* **Required work**: Could every line of the data be printed exactly as it reads?

BEGIN Records provided

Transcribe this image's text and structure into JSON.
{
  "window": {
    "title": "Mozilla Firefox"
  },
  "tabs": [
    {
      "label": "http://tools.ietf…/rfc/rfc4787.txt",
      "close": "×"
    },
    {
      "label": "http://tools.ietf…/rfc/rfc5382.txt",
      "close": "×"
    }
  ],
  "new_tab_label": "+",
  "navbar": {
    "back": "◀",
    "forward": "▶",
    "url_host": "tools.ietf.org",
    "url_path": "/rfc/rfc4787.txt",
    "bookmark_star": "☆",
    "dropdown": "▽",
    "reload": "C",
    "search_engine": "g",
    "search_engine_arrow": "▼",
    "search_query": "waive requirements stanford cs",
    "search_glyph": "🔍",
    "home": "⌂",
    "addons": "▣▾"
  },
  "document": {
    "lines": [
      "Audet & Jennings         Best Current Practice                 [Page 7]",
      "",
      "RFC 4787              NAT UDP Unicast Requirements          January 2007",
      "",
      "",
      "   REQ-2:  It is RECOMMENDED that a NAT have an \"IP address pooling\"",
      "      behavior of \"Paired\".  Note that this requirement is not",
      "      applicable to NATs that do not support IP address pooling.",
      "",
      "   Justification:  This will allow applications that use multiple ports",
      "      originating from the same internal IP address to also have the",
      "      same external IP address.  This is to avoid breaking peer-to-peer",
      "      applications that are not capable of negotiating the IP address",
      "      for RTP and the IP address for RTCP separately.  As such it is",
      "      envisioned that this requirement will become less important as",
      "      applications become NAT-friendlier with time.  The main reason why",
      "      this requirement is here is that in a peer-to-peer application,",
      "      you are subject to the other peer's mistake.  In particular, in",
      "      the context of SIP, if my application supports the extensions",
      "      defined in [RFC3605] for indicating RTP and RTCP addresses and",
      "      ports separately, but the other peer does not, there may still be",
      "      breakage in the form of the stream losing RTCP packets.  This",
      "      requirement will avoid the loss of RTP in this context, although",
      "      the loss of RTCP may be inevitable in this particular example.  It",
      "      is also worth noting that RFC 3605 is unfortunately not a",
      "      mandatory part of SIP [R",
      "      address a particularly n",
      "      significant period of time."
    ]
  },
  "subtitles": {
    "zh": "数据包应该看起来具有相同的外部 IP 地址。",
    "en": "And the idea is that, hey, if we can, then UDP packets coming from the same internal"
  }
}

END Records provided

* **Reply**:
Transcribe this image's text and structure into JSON.
{
  "window": {
    "title": "Mozilla Firefox"
  },
  "tabs": [
    {
      "label": "http://tools.ietf…/rfc/rfc4787.txt",
      "close": "×"
    },
    {
      "label": "http://tools.ietf…/rfc/rfc5382.txt",
      "close": "×"
    }
  ],
  "new_tab_label": "+",
  "navbar": {
    "back": "◀",
    "forward": "▶",
    "url_host": "tools.ietf.org",
    "url_path": "/rfc/rfc4787.txt",
    "bookmark_star": "☆",
    "dropdown": "▽",
    "reload": "C",
    "search_engine": "g",
    "search_engine_arrow": "▼",
    "search_query": "waive requirements stanford cs",
    "search_glyph": "🔍",
    "home": "⌂",
    "addons": "▣▾"
  },
  "document": {
    "lines": [
      "Audet & Jennings         Best Current Practice                 [Page 7]",
      "",
      "RFC 4787              NAT UDP Unicast Requirements          January 2007",
      "",
      "",
      "   REQ-2:  It is RECOMMENDED that a NAT have an \"IP address pooling\"",
      "      behavior of \"Paired\".  Note that this requirement is not",
      "      applicable to NATs that do not support IP address pooling.",
      "",
      "   Justification:  This will allow applications that use multiple ports",
      "      originating from the same internal IP address to also have the",
      "      same external IP address.  This is to avoid breaking peer-to-peer",
      "      applications that are not capable of negotiating the IP address",
      "      for RTP and the IP address for RTCP separately.  As such it is",
      "      envisioned that this requirement will become less important as",
      "      applications become NAT-friendlier with time.  The main reason why",
      "      this requirement is here is that in a peer-to-peer application,",
      "      you are subject to the other peer's mistake.  In particular, in",
      "      the context of SIP, if my application supports the extensions",
      "      defined in [RFC3605] for indicating RTP and RTCP addresses and",
      "      ports separately, but the other peer does not, there may still be",
      "      breakage in the form of the stream losing RTCP packets.  This",
      "      requirement will avoid the loss of RTP in this context, although",
      "      the loss of RTCP may be inevitable in this particular example.  It",
      "      is also worth noting that RFC 3605 is unfortunately not a",
      "      mandatory part of SIP [R",
      "      address a particularly n",
      "      significant period of time."
    ]
  },
  "subtitles": {
    "zh": "数据包应该看起来具有相同的外部 IP 地址。",
    "en": "And the idea is that, hey, if we can, then UDP packets coming from the same internal"
  }
}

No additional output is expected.